** 課題の内容 **
下に示す「喪失からの回復」の文章を、表記も改行も変えずに全文書き写しなさい。

喪失からの回復2

教会で行われる葬儀に参加すると
死後の救いが語られ、
天上での再会が語られる。
それに最終の希望を見出すことが
それが遺族にとっての究極の慰めとなる。

翻って、父に関しては
「信じないものはすでにさばかれている。
 神のひとり子の名を信じなかったからである」
を根拠と考えると、
究極の慰めは適応されないということになる。

私が信じる神、信頼する大きな存在。
それが、私が愛する彼を裁くという。
それが私の中の大きなギャップとなった。

私の中の神とそのことばは
すべて私の心を切り裂く刃物となった。

野薔薇のとげなんかは
外に向かって生えているから私よりよほどよい
(永瀬清子「野薔薇のとげなど」)

その苦しみに対する答えを求めて
私はもがき続けたが、
どこにも答えはなかった。
それに気づいたとき、
ついに私の心が神に反逆した。
正確に言うと、その背きは
私の意志ではなかった。
その証拠に、
私はなぜ神に対して嫌悪を感じるのかを
理解できず、
嫌悪を感じる自分に対して罪意識を感じていたからだ。

私は神の存在を信じてはいるが、
神は私には関心がない。

** データ抜粋 **
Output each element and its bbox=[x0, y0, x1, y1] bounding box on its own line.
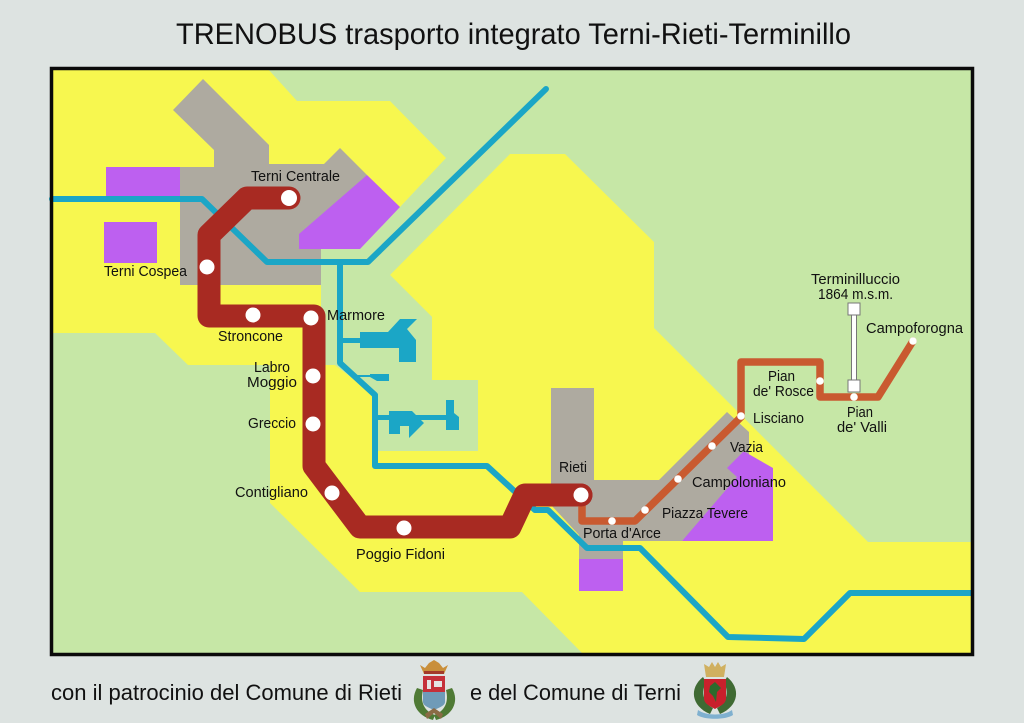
station labels: Contigliano bbox=[235, 485, 308, 501]
railway line: branch blue bbox=[340, 262, 972, 639]
footer text: Terni patronage: e del Comune di Terni bbox=[470, 680, 681, 705]
trenobus line: red section Terni to Rieti bbox=[209, 198, 581, 527]
purple zone: Rieti east bbox=[682, 452, 773, 541]
icon: small power station bbox=[355, 374, 389, 381]
purple zone: Terni east bbox=[299, 175, 400, 249]
purple zone: Terni west bbox=[106, 167, 180, 197]
yellow area: central and eastern bbox=[270, 154, 972, 654]
purple zone: Rieti south bbox=[579, 559, 623, 591]
station labels: Pian bbox=[768, 369, 795, 385]
station labels: Campoloniano bbox=[692, 475, 786, 491]
map base: green countryside bbox=[52, 69, 972, 654]
station labels: Vazia bbox=[730, 440, 764, 456]
station labels: Greccio bbox=[248, 416, 296, 432]
stops on orange line bbox=[608, 337, 917, 525]
station labels: Moggio bbox=[247, 375, 297, 391]
station labels: Pian bbox=[847, 405, 873, 421]
icon: coat of arms of Terni bbox=[694, 662, 736, 719]
icon: Marmore dam bbox=[340, 319, 417, 362]
station labels: Terminilluccio bbox=[811, 272, 900, 288]
station labels: de' Rosce bbox=[753, 384, 814, 400]
bus line: orange section Rieti to Campoforogna bbox=[582, 341, 913, 521]
purple zone: Terni Cospea bbox=[104, 222, 157, 263]
station labels: Rieti bbox=[559, 460, 587, 476]
station labels: Terni Cospea bbox=[104, 264, 188, 280]
green area: Marmore valley bbox=[321, 248, 478, 451]
station labels: Campoforogna bbox=[866, 321, 964, 337]
title: TRENOBUS trasporto integrato Terni-Rieti-Terminillo bbox=[176, 18, 851, 51]
station labels bbox=[104, 169, 964, 563]
station labels: Lisciano bbox=[753, 411, 804, 427]
map panel bbox=[52, 68, 972, 654]
yellow area: west Terni bbox=[52, 69, 446, 365]
station labels: Stroncone bbox=[218, 329, 283, 345]
icon: coat of arms of Rieti bbox=[414, 660, 455, 720]
map frame bbox=[52, 68, 972, 654]
red line over Rieti terminus bbox=[570, 484, 592, 506]
railway line: main blue bbox=[52, 89, 546, 262]
grey urban area: Terni bbox=[173, 79, 367, 285]
station labels: Poggio Fidoni bbox=[356, 547, 445, 563]
stations on red line bbox=[200, 190, 588, 536]
station labels: Terni Centrale bbox=[251, 169, 340, 185]
station labels: Marmore bbox=[327, 308, 385, 324]
grey urban area: Rieti bbox=[551, 388, 749, 559]
station labels: Piazza Tevere bbox=[662, 506, 748, 522]
station labels: Labro bbox=[254, 360, 290, 376]
station labels: 1864 m.s.m. bbox=[818, 287, 893, 303]
icon: cable car Pian de' Valli to Terminilluccio bbox=[848, 303, 860, 392]
icon: lake and power station bbox=[375, 400, 459, 438]
footer text: Rieti patronage: con il patrocinio del Comune di Rieti bbox=[51, 680, 402, 705]
station labels: de' Valli bbox=[837, 420, 887, 436]
station labels: Porta d'Arce bbox=[583, 526, 661, 542]
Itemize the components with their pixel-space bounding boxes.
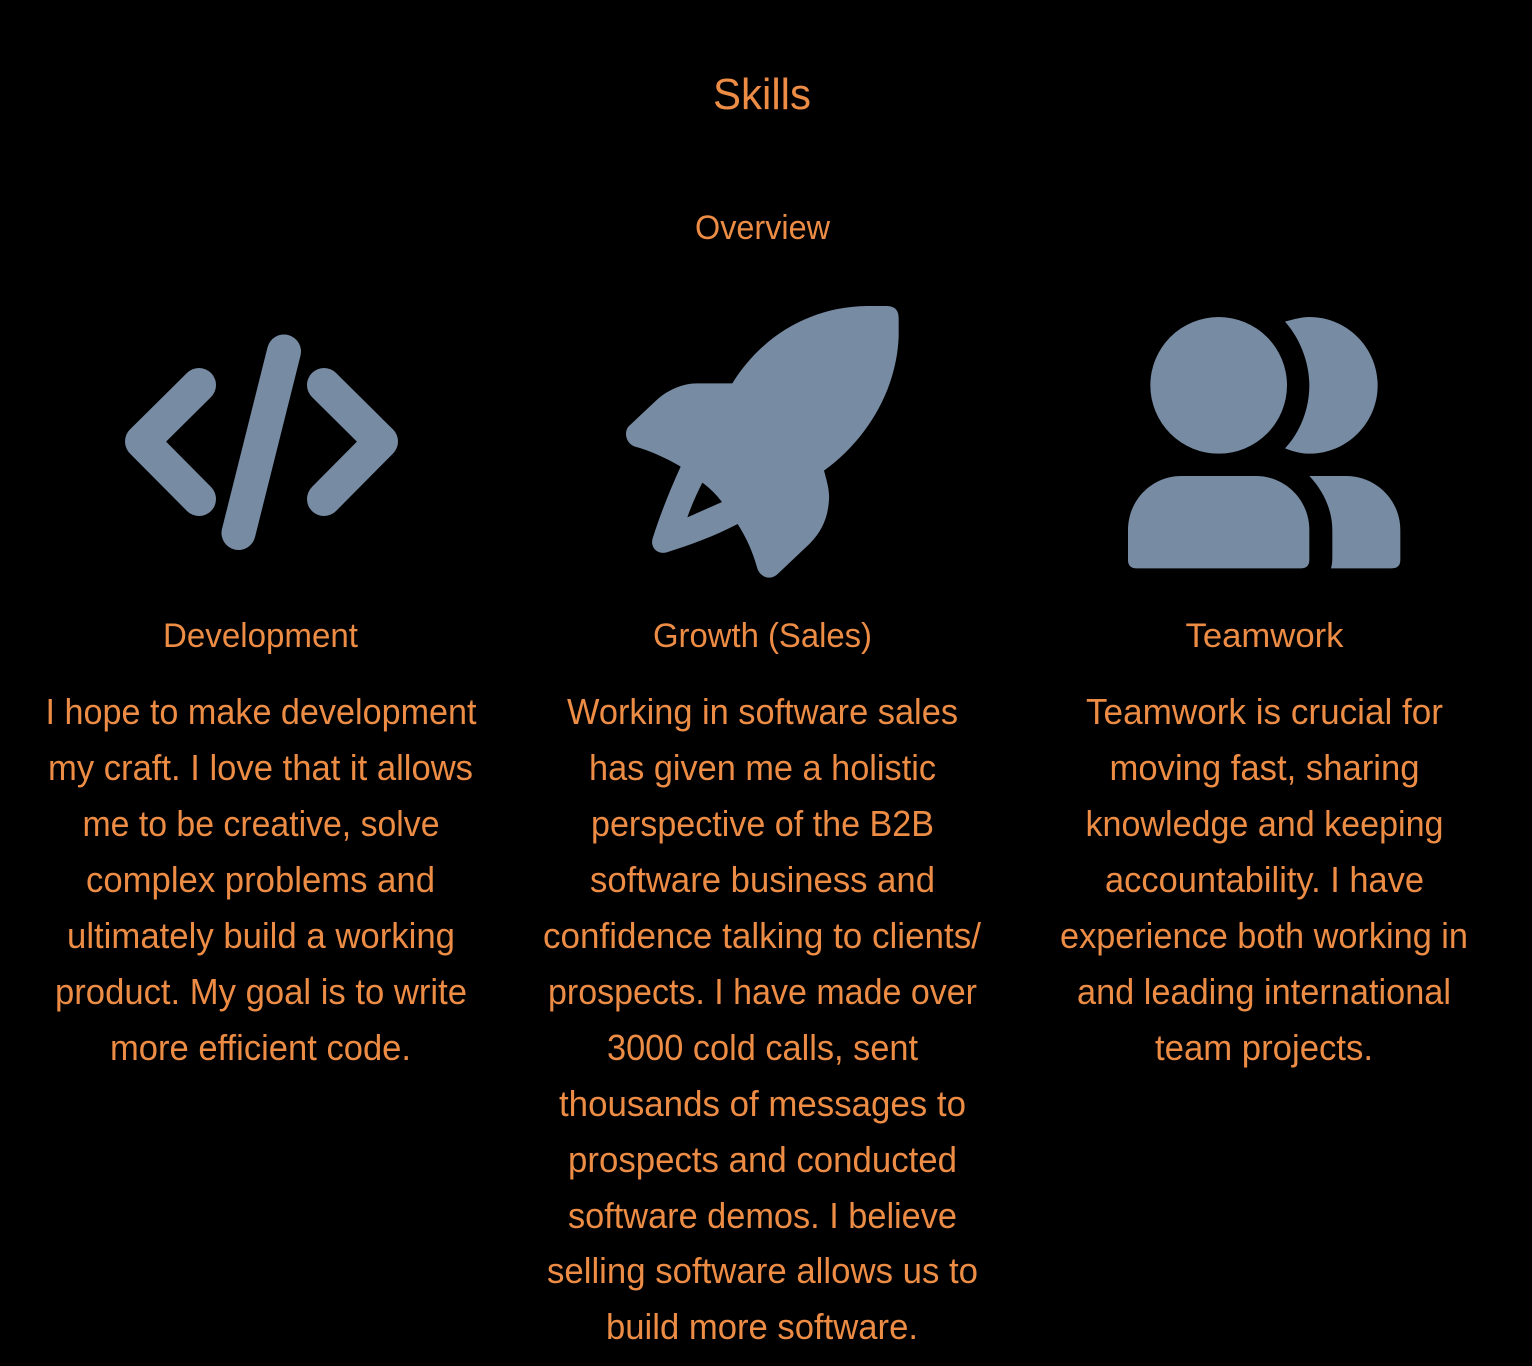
- text block: development: more efficient code.: [110, 1027, 411, 1068]
- heading: teamwork: Teamwork: [1186, 617, 1345, 655]
- text block: growth (sales): confidence talking to clients/: [543, 915, 981, 956]
- text block: development: product. My goal is to write: [55, 971, 467, 1012]
- text block: teamwork: accountability. I have: [1105, 859, 1424, 900]
- panel: growth (sales): [543, 306, 981, 1347]
- heading: development: Development: [163, 617, 359, 655]
- icon: code brackets: [142, 352, 381, 533]
- icon: people: [1128, 317, 1400, 568]
- text block: development: ultimately build a working: [67, 915, 455, 956]
- text block: growth (sales): selling software allows us to: [547, 1250, 978, 1291]
- text block: development: I hope to make development: [46, 691, 476, 732]
- text block: growth (sales): has given me a holistic: [589, 747, 936, 788]
- text block: growth (sales): build more software.: [606, 1306, 918, 1347]
- text block: development: complex problems and: [86, 859, 435, 900]
- text block: teamwork: and leading international: [1077, 971, 1451, 1012]
- text block: growth (sales): perspective of the B2B: [591, 803, 934, 844]
- text block: growth (sales): prospects. I have made over: [548, 971, 977, 1012]
- text block: teamwork: team projects.: [1155, 1027, 1373, 1068]
- title: Skills: [713, 70, 811, 119]
- text block: growth (sales): prospects and conducted: [568, 1139, 957, 1180]
- text block: growth (sales): thousands of messages to: [559, 1083, 966, 1124]
- text block: teamwork: experience both working in: [1060, 915, 1468, 956]
- text block: teamwork: knowledge and keeping: [1086, 803, 1444, 844]
- panel: development: [46, 352, 476, 1068]
- text block: growth (sales): 3000 cold calls, sent: [607, 1027, 918, 1068]
- text block: development: [46, 691, 476, 1068]
- text block: teamwork: moving fast, sharing: [1110, 747, 1420, 788]
- text block: teamwork: Teamwork is crucial for: [1086, 691, 1443, 732]
- heading: growth (sales): Growth (Sales): [653, 617, 872, 655]
- text block: development: me to be creative, solve: [82, 803, 440, 844]
- text block: growth (sales): Working in software sales: [567, 691, 958, 732]
- subtitle: overview: Overview: [695, 209, 830, 247]
- text block: development: my craft. I love that it allows: [48, 747, 473, 788]
- text block: growth (sales): software demos. I believe: [568, 1195, 957, 1236]
- text block: teamwork: [1060, 691, 1468, 1068]
- icon: rocket: [626, 306, 899, 578]
- text block: growth (sales): software business and: [590, 859, 935, 900]
- text block: growth (sales): [543, 691, 981, 1347]
- panel: teamwork: [1060, 317, 1468, 1068]
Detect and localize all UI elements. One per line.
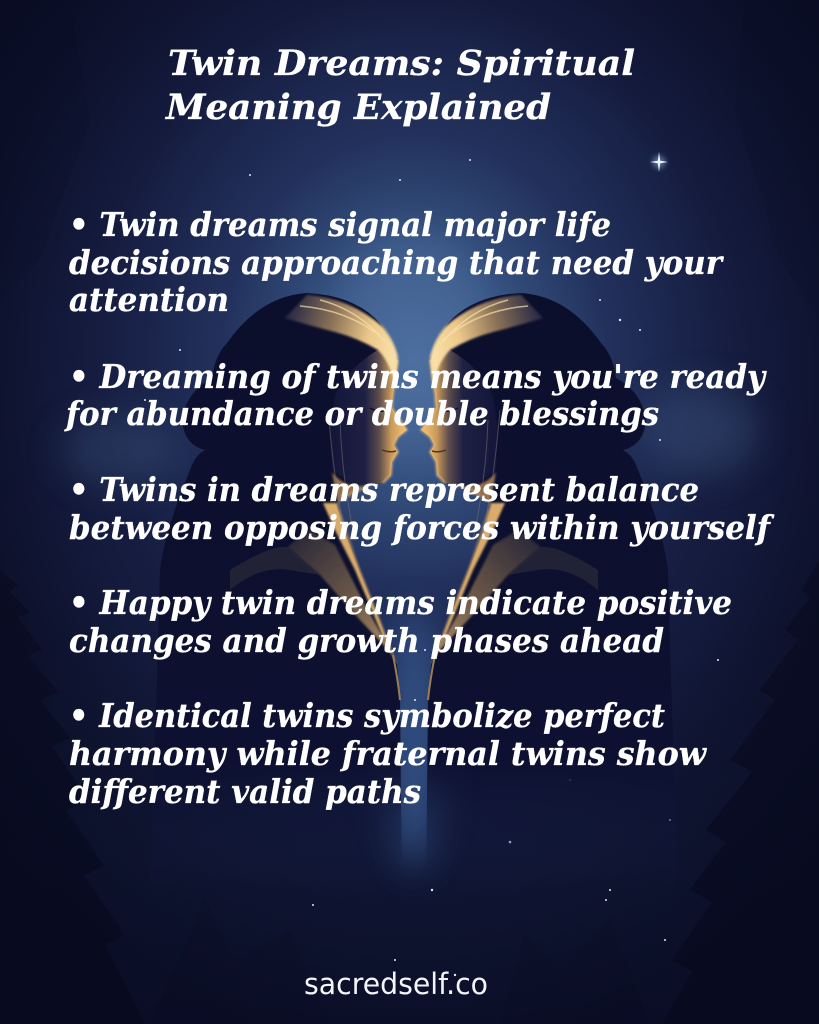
bullet 5 <box>69 696 708 811</box>
bullet 2 <box>64 357 768 433</box>
bullet list <box>64 205 775 811</box>
bullet 1: decisions approaching that need your <box>69 243 724 282</box>
bullet 3 <box>69 470 775 547</box>
bullet 4: changes and growth phases ahead <box>69 621 664 660</box>
bullet 1: attention <box>69 280 229 319</box>
title: Twin Dreams: Spiritual <box>168 43 635 84</box>
bullet 5: • Identical twins symbolize perfect <box>69 696 665 735</box>
left twin silhouette <box>150 293 407 890</box>
title <box>165 43 635 128</box>
bullet 4 <box>69 583 732 660</box>
bullet 1 <box>69 205 724 319</box>
bullet 3: between opposing forces within yourself <box>69 508 775 547</box>
bullet 3: • Twins in dreams represent balance <box>69 470 699 509</box>
stars <box>144 159 719 976</box>
bullet 2: • Dreaming of twins means you're ready <box>69 357 768 396</box>
bullet 5: harmony while fraternal twins show <box>69 734 708 773</box>
bright four-point star <box>650 152 668 172</box>
bullet 4: • Happy twin dreams indicate positive <box>69 583 732 622</box>
bullet 1: • Twin dreams signal major life <box>69 205 611 244</box>
title: Meaning Explained <box>165 87 551 128</box>
footer website: sacredself.co <box>304 967 488 1001</box>
bullet 2: for abundance or double blessings <box>64 394 659 433</box>
right twin silhouette <box>421 293 678 890</box>
bullet 5: different valid paths <box>69 772 421 811</box>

** 課題の結果 **
喪失からの回復2

教会で行われる葬儀に参加すると
死後の救いが語られ、
天上での再会が語られる。
それに最終の希望を見出すことが
それが遺族にとっての究極の慰めとなる。

翻って、父に関しては
「信じないものはすでにさばかれている。
 神のひとり子の名を信じなかったからである」
を根拠と考えると、
究極の慰めは適応されないということになる。

私が信じる神、信頼する大きな存在。
それが、私が愛する彼を裁くという。
それが私の中の大きなギャップとなった。

私の中の神とそのことばは
すべて私の心を切り裂く刃物となった。

野薔薇のとげなんかは
外に向かって生えているから私よりよほどよい
(永瀬清子「野薔薇のとげなど」)

その苦しみに対する答えを求めて
私はもがき続けたが、
どこにも答えはなかった。
それに気づいたとき、
ついに私の心が神に反逆した。
正確に言うと、その背きは
私の意志ではなかった。
その証拠に、
私はなぜ神に対して嫌悪を感じるのかを
理解できず、
嫌悪を感じる自分に対して罪意識を感じていたからだ。

私は神の存在を信じてはいるが、
神は私には関心がない。